- **What to work on**:
Wherever the word "EBITDA" appears in a line, copy that line.

---+---

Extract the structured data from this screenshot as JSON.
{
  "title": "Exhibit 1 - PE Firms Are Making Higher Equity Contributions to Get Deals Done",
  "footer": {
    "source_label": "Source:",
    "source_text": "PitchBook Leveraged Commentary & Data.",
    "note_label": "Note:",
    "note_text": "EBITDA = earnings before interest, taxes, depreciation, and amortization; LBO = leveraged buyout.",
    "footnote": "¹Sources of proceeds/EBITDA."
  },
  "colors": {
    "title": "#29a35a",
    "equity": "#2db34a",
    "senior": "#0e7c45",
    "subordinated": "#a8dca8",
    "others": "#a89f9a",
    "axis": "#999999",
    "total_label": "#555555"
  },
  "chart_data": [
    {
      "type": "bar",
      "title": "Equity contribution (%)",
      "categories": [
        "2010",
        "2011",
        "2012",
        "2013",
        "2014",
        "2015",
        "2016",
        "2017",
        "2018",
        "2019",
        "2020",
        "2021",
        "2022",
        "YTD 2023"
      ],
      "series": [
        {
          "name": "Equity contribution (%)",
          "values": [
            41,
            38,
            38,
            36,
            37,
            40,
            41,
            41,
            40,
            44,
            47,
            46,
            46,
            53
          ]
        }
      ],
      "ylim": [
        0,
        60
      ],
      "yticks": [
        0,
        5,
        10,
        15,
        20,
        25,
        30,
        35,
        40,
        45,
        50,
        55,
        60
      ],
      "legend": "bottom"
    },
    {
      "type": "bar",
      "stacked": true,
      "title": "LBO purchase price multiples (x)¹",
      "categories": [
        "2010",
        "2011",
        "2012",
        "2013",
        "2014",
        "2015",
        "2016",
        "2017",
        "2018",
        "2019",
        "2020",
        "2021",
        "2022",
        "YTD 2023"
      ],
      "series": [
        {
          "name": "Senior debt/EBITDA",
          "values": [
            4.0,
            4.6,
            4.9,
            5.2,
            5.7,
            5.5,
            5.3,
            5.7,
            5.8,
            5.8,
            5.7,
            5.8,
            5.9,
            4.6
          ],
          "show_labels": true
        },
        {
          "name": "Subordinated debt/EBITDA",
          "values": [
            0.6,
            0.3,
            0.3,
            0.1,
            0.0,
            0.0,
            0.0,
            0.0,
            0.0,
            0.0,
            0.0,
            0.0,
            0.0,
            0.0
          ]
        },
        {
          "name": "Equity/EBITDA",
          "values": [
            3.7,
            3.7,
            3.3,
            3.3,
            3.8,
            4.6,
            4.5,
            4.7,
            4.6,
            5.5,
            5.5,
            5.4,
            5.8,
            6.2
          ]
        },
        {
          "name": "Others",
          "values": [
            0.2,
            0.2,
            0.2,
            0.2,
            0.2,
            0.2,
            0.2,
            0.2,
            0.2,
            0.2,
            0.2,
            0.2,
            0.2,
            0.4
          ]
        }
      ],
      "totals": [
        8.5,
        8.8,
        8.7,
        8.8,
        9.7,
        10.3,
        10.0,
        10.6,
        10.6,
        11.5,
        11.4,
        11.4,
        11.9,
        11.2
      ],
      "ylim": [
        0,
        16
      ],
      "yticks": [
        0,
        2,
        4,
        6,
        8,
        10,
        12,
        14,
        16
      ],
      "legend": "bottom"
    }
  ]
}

---+---

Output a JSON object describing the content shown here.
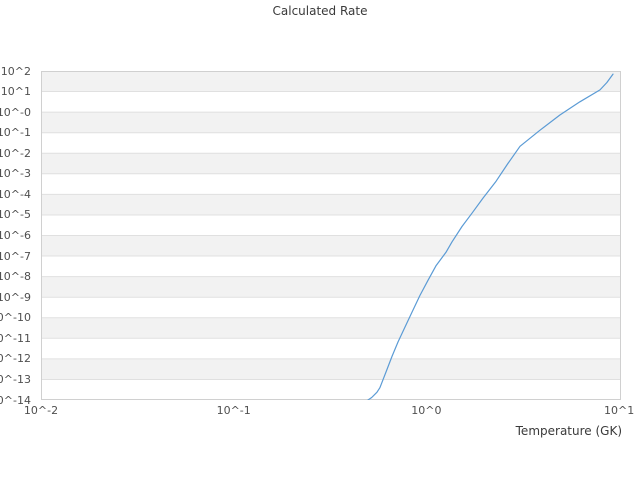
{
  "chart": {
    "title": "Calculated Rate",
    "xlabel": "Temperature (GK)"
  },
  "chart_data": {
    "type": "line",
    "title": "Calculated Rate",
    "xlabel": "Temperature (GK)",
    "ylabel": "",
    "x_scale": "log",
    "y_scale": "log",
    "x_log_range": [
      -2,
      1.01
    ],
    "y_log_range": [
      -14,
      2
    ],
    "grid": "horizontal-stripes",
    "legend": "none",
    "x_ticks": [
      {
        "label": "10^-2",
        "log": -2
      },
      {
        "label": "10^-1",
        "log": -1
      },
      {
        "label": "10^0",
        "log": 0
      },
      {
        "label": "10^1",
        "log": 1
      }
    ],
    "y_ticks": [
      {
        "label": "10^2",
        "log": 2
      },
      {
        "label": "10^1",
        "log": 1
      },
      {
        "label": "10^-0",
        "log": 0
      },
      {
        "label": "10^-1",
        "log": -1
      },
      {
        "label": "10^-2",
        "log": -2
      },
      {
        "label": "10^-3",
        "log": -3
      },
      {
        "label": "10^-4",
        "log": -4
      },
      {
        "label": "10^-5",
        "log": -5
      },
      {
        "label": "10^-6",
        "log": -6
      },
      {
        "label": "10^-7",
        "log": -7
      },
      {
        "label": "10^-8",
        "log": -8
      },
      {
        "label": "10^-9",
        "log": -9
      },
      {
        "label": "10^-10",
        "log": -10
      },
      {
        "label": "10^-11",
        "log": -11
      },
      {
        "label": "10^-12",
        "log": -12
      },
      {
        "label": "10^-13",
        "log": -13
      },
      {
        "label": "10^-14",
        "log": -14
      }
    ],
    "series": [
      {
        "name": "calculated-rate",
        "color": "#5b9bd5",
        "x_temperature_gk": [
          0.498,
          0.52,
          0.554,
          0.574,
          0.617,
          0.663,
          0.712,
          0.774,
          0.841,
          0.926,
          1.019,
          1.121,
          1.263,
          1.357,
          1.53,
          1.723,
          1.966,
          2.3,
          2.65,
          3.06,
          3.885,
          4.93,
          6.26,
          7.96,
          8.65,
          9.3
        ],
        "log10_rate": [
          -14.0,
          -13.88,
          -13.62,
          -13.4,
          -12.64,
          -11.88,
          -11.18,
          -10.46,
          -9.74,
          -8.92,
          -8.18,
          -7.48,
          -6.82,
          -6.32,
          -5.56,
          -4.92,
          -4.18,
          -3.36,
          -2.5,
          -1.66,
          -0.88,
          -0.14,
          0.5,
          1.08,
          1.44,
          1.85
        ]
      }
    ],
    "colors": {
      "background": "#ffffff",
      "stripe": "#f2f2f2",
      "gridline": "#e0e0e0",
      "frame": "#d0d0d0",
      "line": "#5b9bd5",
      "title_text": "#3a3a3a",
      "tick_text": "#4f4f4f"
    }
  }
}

---+---

- **Expected answer**:
    "note_text": "EBITDA = earnings before interest, taxes, depreciation, and amortization; LBO = leveraged buyout.",
    "footnote": "¹Sources of proceeds/EBITDA."
          "name": "Senior debt/EBITDA",
          "name": "Subordinated debt/EBITDA",
          "name": "Equity/EBITDA",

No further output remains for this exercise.